>> BEGIN Data to process

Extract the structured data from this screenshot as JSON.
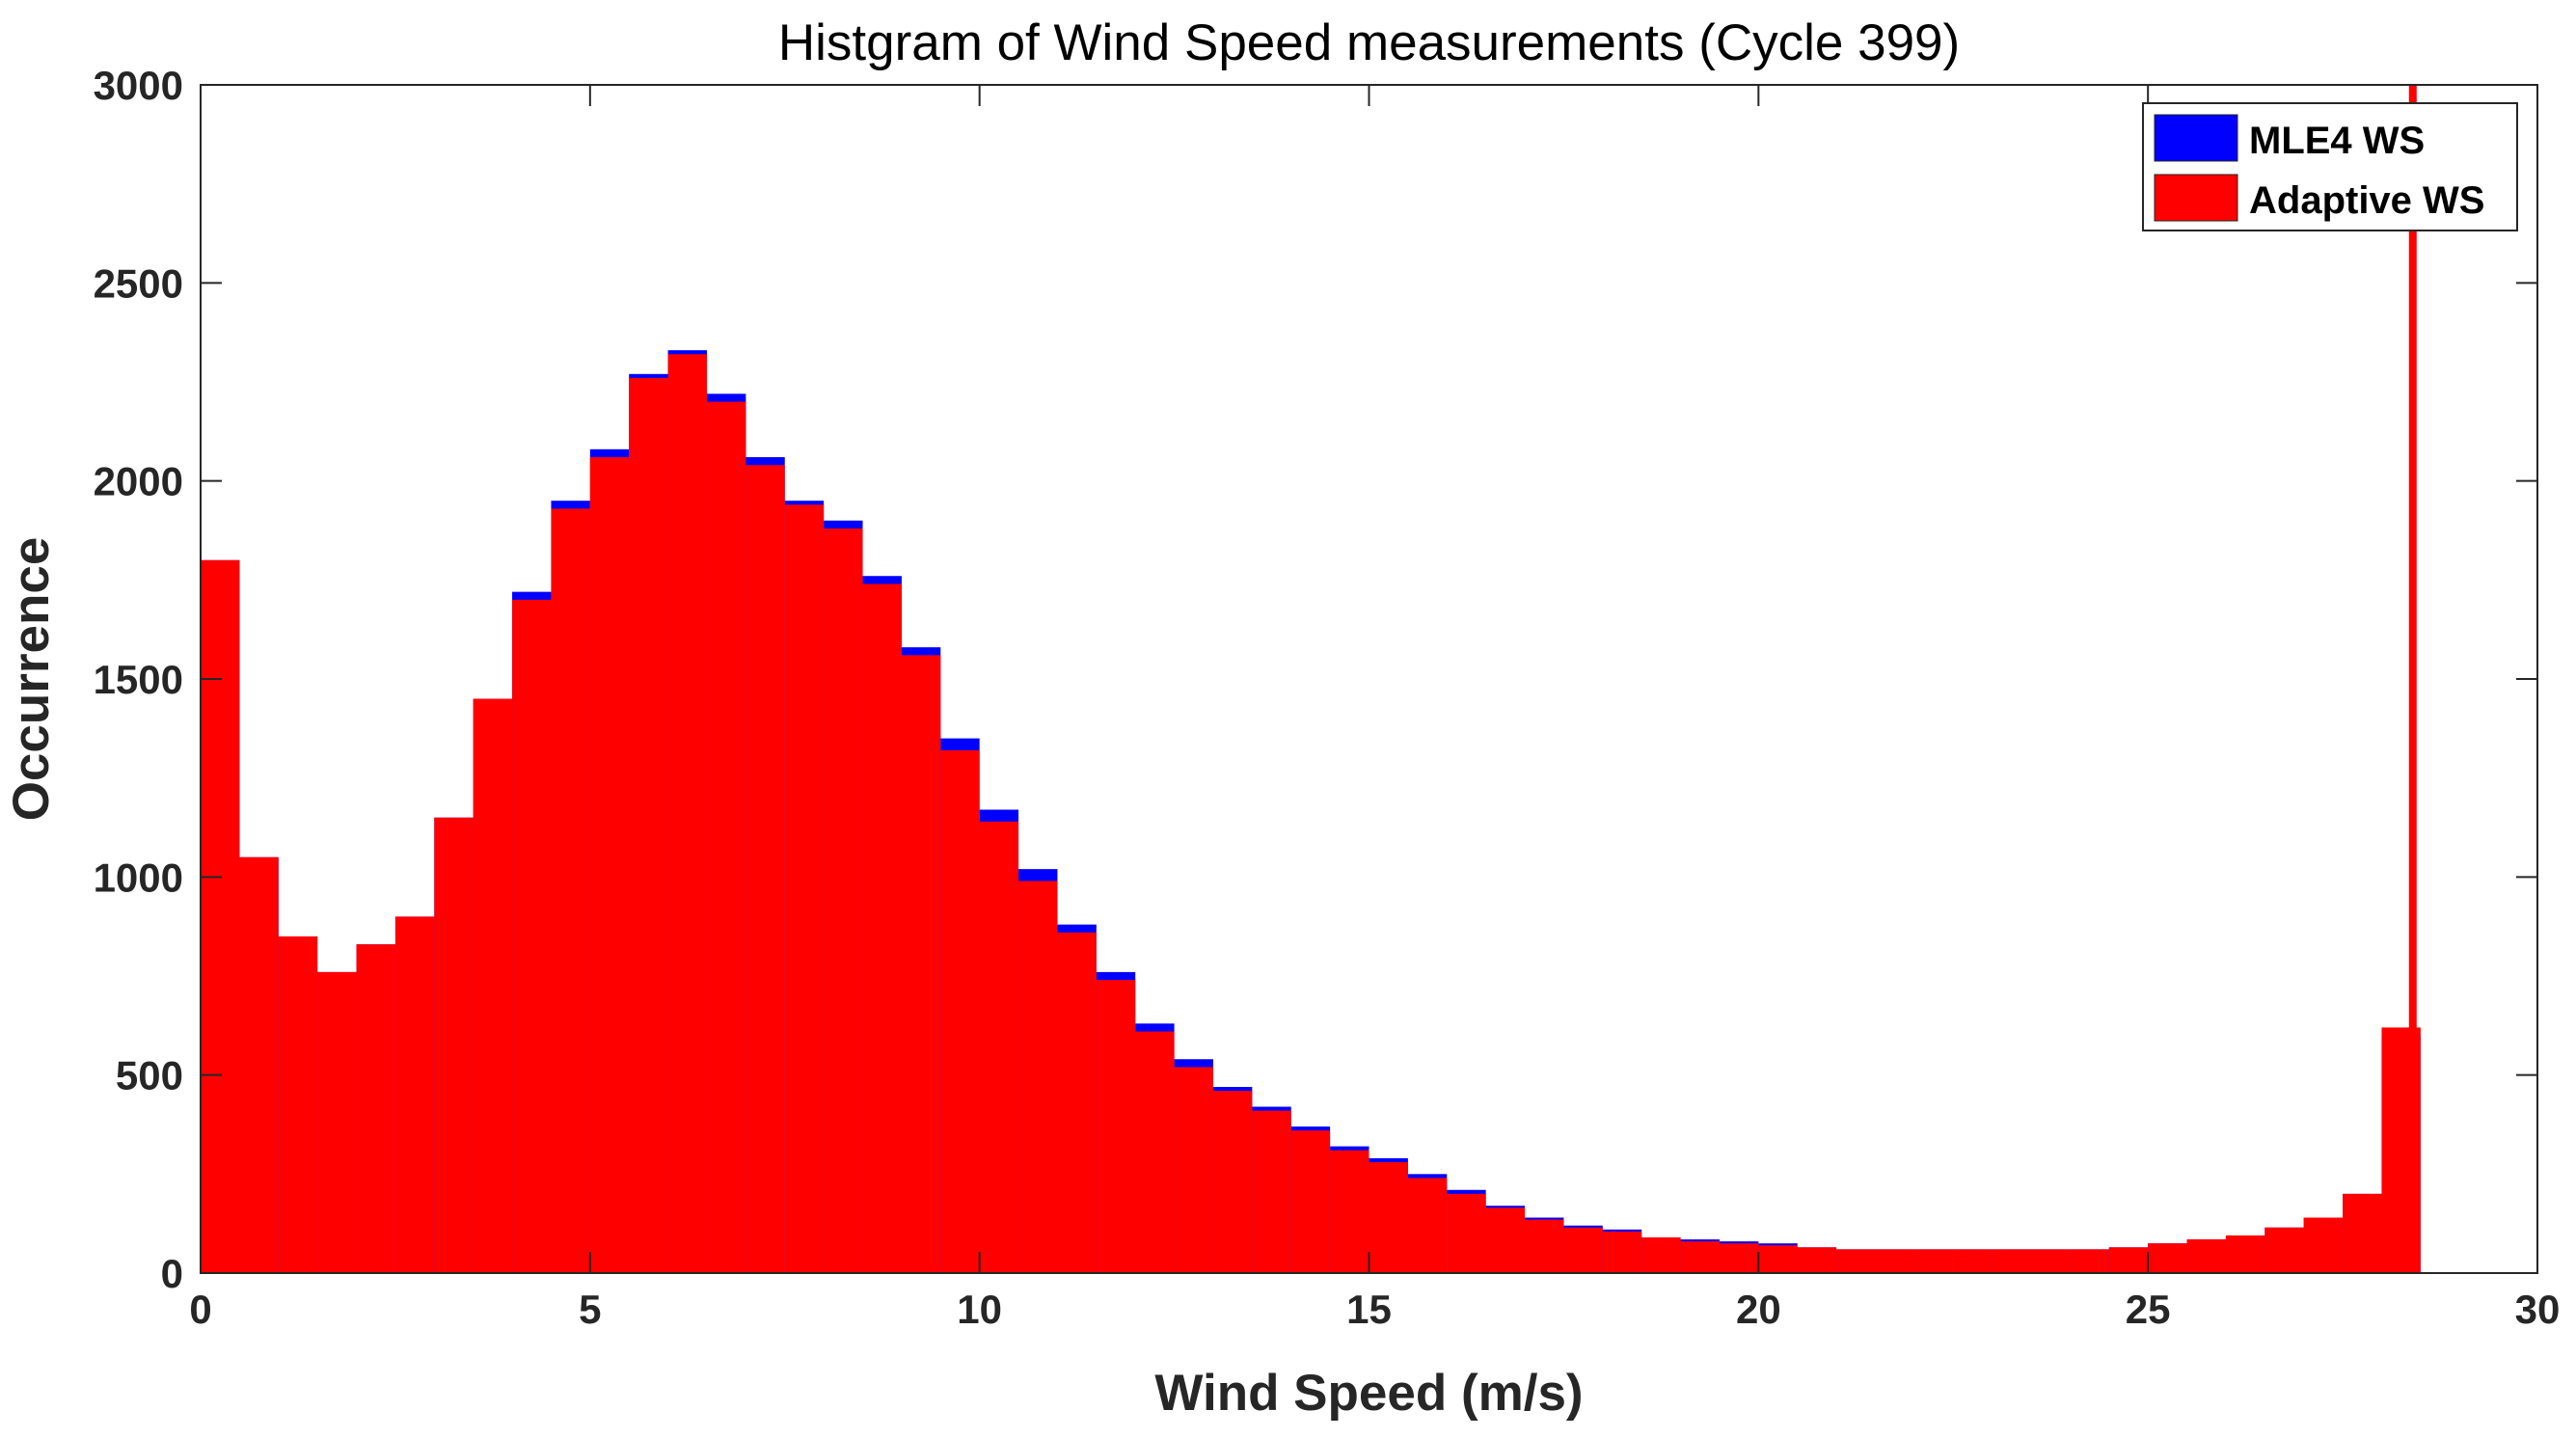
{
  "chart_data": {
    "type": "bar",
    "title": "Histgram of Wind Speed measurements (Cycle 399)",
    "xlabel": "Wind Speed (m/s)",
    "ylabel": "Occurrence",
    "xlim": [
      0,
      30
    ],
    "ylim": [
      0,
      3000
    ],
    "xticks": [
      "0",
      "5",
      "10",
      "15",
      "20",
      "25",
      "30"
    ],
    "yticks": [
      "0",
      "500",
      "1000",
      "1500",
      "2000",
      "2500",
      "3000"
    ],
    "grid": false,
    "legend_position": "top-right",
    "bin_width": 0.5,
    "series": [
      {
        "name": "MLE4 WS",
        "color": "#0000ff",
        "x": [
          0.25,
          0.75,
          1.25,
          1.75,
          2.25,
          2.75,
          3.25,
          3.75,
          4.25,
          4.75,
          5.25,
          5.75,
          6.25,
          6.75,
          7.25,
          7.75,
          8.25,
          8.75,
          9.25,
          9.75,
          10.25,
          10.75,
          11.25,
          11.75,
          12.25,
          12.75,
          13.25,
          13.75,
          14.25,
          14.75,
          15.25,
          15.75,
          16.25,
          16.75,
          17.25,
          17.75,
          18.25,
          18.75,
          19.25,
          19.75,
          20.25,
          20.75,
          21.25,
          21.75,
          22.25,
          22.75,
          23.25,
          23.75,
          24.25,
          24.75,
          25.25,
          25.75,
          26.25,
          26.75,
          27.25,
          27.75,
          28.25
        ],
        "values": [
          1800,
          1050,
          850,
          760,
          830,
          900,
          1150,
          1450,
          1720,
          1950,
          2080,
          2270,
          2330,
          2220,
          2060,
          1950,
          1900,
          1760,
          1580,
          1350,
          1170,
          1020,
          880,
          760,
          630,
          540,
          470,
          420,
          370,
          320,
          290,
          250,
          210,
          170,
          140,
          120,
          110,
          90,
          85,
          80,
          75,
          65,
          60,
          60,
          60,
          60,
          60,
          60,
          60,
          65,
          75,
          85,
          95,
          115,
          140,
          200,
          600
        ]
      },
      {
        "name": "Adaptive WS",
        "color": "#ff0000",
        "x": [
          0.25,
          0.75,
          1.25,
          1.75,
          2.25,
          2.75,
          3.25,
          3.75,
          4.25,
          4.75,
          5.25,
          5.75,
          6.25,
          6.75,
          7.25,
          7.75,
          8.25,
          8.75,
          9.25,
          9.75,
          10.25,
          10.75,
          11.25,
          11.75,
          12.25,
          12.75,
          13.25,
          13.75,
          14.25,
          14.75,
          15.25,
          15.75,
          16.25,
          16.75,
          17.25,
          17.75,
          18.25,
          18.75,
          19.25,
          19.75,
          20.25,
          20.75,
          21.25,
          21.75,
          22.25,
          22.75,
          23.25,
          23.75,
          24.25,
          24.75,
          25.25,
          25.75,
          26.25,
          26.75,
          27.25,
          27.75,
          28.25
        ],
        "values": [
          1800,
          1050,
          850,
          760,
          830,
          900,
          1150,
          1450,
          1700,
          1930,
          2060,
          2260,
          2320,
          2200,
          2040,
          1940,
          1880,
          1740,
          1560,
          1320,
          1140,
          990,
          860,
          740,
          610,
          520,
          460,
          410,
          360,
          310,
          280,
          240,
          200,
          165,
          135,
          115,
          105,
          90,
          80,
          75,
          70,
          65,
          60,
          60,
          60,
          60,
          60,
          60,
          60,
          65,
          75,
          85,
          95,
          115,
          140,
          200,
          620
        ]
      }
    ],
    "spike": {
      "x": 28.4,
      "value": 3000
    },
    "outline_color": "#262626"
  }
}
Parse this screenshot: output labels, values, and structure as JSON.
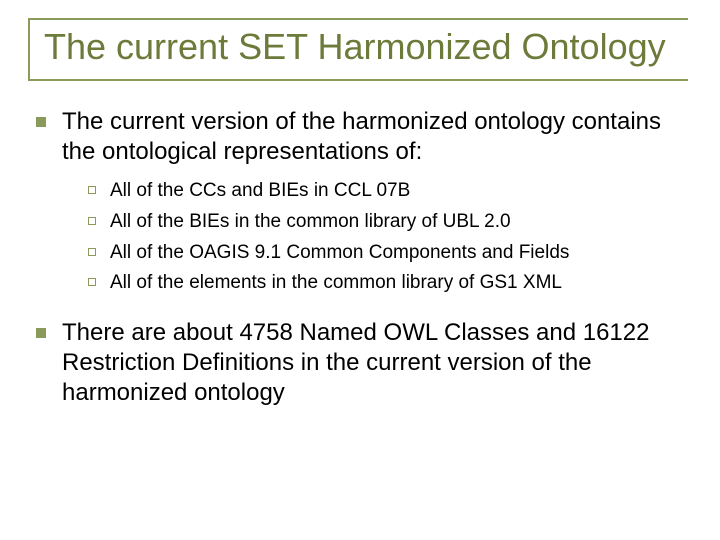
{
  "title": "The current SET Harmonized Ontology",
  "colors": {
    "accent": "#8a9a5b",
    "title_text": "#6c7a3a",
    "body_text": "#000000",
    "background": "#ffffff"
  },
  "typography": {
    "title_fontsize": 36,
    "l1_fontsize": 24,
    "l2_fontsize": 19,
    "font_family": "Arial"
  },
  "bullets": [
    {
      "text": "The current version of the harmonized ontology contains the ontological representations of:",
      "sub": [
        "All of the CCs and BIEs in CCL 07B",
        "All of the BIEs in the common library of UBL 2.0",
        "All of the OAGIS 9.1 Common Components and Fields",
        "All of the elements in the common library of GS1 XML"
      ]
    },
    {
      "text": "There are about 4758 Named OWL Classes and 16122 Restriction Definitions in the current version of the harmonized ontology",
      "sub": []
    }
  ]
}
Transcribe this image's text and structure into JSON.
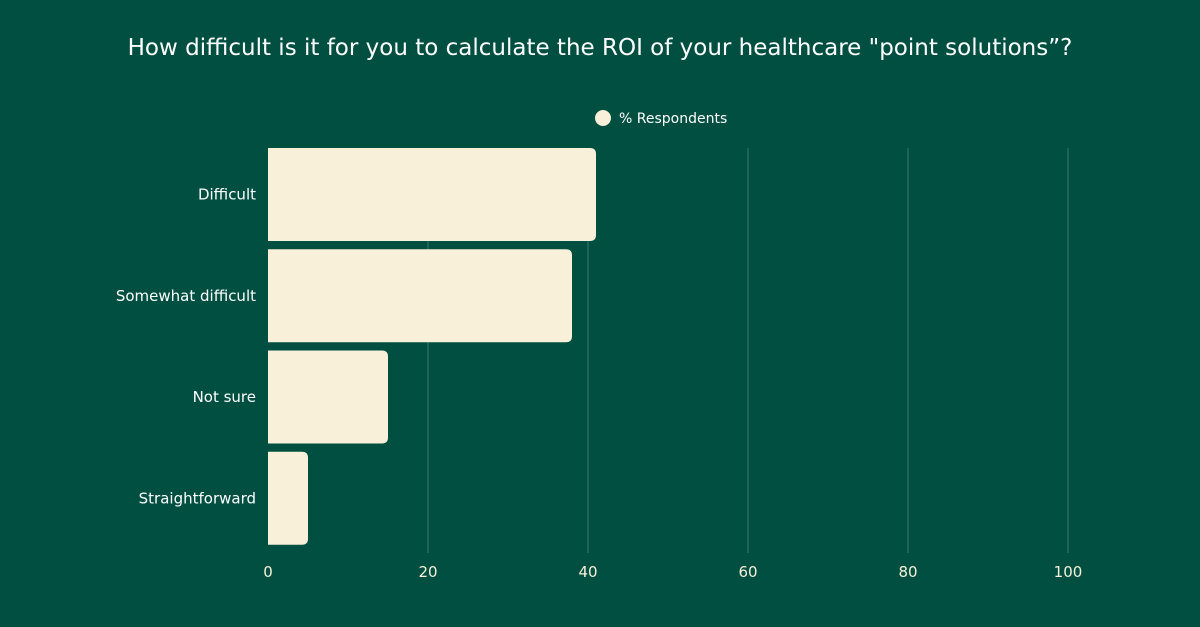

>> END Data to process

◆ Task details
Copy all the lines above that hold the string "library".

◆ Answer for this exercise
        "All of the BIEs in the common library of UBL 2.0",
        "All of the elements in the common library of GS1 XML"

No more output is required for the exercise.